Compute how many lines in the entries below contain "JSON", and output nothing but the number.
========================
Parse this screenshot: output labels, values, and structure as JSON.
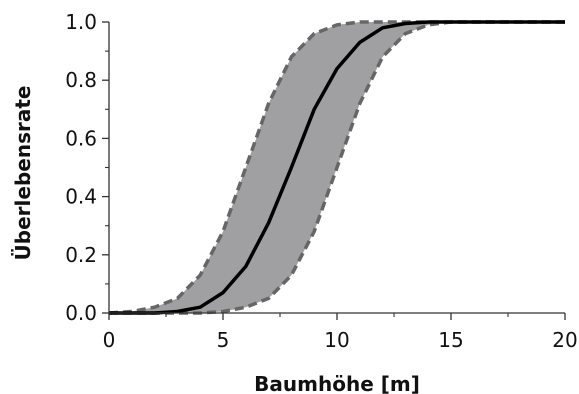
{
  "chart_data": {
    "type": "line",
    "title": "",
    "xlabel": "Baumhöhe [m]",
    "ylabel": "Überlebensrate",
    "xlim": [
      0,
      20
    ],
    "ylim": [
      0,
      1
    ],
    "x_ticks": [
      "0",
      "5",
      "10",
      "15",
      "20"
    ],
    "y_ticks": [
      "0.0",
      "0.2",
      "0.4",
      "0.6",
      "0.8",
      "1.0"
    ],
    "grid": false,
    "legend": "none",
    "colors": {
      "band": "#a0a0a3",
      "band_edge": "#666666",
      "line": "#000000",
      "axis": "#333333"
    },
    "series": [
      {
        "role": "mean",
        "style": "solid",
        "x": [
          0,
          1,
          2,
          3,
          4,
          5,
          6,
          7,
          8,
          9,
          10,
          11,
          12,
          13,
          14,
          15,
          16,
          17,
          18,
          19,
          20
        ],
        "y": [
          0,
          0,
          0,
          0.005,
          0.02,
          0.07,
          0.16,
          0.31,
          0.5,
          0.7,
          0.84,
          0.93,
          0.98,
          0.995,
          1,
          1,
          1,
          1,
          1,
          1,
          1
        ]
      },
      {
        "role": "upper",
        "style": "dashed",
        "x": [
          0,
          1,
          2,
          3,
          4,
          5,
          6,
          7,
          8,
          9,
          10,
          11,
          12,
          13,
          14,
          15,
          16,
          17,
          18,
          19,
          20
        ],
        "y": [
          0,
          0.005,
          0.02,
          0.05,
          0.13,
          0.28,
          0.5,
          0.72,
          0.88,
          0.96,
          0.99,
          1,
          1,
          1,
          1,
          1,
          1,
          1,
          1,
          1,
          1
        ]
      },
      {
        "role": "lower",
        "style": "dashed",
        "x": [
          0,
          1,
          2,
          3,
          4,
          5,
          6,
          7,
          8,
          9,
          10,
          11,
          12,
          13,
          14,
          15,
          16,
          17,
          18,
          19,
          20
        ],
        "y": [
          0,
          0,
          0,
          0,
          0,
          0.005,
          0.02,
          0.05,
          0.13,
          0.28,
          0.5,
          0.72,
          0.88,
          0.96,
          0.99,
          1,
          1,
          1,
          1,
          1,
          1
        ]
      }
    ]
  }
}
========================
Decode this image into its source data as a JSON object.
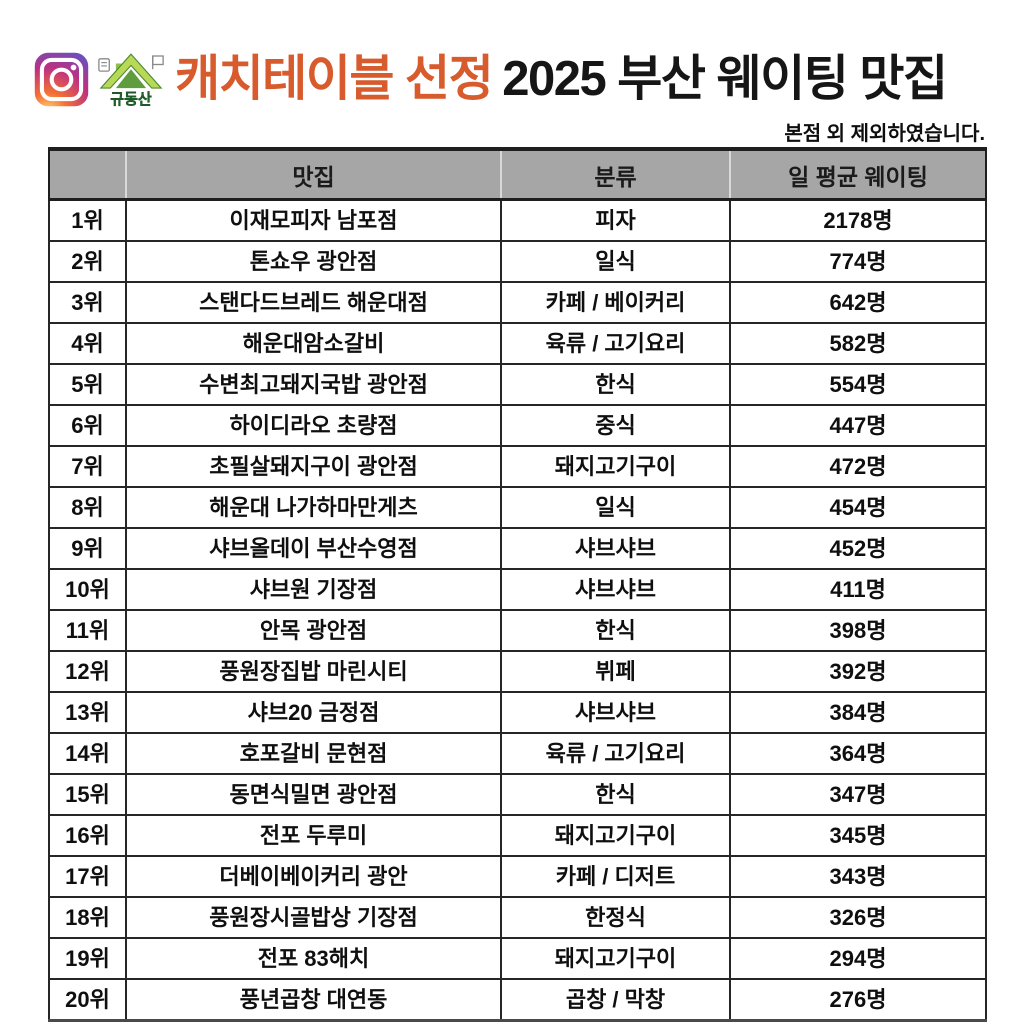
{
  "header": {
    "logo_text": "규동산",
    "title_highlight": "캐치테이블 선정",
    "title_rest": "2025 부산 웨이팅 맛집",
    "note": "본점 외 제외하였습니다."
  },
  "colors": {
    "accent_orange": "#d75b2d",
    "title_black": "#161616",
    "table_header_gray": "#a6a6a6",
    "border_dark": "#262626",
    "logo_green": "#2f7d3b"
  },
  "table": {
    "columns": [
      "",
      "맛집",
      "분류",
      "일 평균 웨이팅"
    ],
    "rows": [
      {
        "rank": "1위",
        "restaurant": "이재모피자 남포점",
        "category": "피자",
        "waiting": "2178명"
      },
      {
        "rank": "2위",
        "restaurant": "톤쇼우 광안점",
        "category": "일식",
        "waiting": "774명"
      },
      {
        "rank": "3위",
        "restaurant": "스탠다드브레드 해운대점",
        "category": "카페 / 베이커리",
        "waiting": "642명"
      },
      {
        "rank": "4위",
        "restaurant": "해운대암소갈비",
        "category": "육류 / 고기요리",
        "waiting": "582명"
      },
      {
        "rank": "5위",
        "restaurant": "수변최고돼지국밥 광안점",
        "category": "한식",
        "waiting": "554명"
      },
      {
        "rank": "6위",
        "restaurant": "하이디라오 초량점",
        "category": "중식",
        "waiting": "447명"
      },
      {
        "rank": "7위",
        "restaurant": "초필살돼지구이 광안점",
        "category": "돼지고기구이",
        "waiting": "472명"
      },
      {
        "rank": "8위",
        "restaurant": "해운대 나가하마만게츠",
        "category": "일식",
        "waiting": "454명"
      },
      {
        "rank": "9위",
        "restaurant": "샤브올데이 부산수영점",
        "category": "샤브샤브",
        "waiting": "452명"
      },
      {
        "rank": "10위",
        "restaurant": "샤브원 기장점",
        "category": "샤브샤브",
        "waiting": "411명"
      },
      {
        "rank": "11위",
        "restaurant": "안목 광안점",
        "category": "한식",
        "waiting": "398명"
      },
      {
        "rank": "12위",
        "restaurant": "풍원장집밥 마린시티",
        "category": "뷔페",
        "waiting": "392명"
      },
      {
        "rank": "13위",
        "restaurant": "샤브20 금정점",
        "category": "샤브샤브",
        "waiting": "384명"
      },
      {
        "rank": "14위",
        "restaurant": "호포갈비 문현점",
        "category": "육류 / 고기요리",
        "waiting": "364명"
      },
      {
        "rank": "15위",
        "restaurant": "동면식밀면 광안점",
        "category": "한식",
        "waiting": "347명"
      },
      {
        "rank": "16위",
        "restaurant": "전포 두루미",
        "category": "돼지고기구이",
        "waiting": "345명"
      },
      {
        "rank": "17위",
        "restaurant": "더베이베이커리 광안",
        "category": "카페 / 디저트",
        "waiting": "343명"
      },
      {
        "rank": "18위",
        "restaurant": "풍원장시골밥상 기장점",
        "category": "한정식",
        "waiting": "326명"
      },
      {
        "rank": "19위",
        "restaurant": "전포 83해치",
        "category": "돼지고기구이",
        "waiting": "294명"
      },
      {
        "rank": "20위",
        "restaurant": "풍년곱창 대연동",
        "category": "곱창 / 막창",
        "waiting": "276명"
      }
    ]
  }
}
========================
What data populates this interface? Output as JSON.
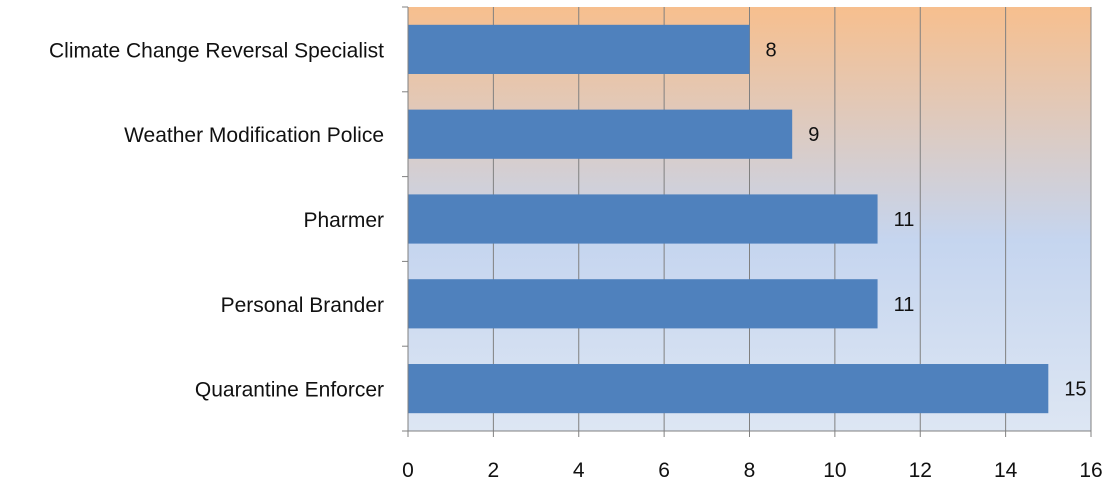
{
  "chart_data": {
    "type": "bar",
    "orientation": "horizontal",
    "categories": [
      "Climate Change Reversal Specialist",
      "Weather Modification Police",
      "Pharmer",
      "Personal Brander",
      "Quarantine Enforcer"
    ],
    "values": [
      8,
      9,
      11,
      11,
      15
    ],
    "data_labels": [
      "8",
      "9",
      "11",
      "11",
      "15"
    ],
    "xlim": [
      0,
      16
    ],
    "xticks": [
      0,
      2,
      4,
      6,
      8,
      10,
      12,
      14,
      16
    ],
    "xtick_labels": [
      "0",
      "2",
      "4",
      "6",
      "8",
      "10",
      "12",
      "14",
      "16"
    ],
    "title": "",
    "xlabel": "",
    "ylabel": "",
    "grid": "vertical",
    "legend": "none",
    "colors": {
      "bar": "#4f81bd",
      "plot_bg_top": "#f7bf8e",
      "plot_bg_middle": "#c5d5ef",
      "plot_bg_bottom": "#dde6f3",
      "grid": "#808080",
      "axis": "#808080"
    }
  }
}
========================
● **IN RESPONSE**: 3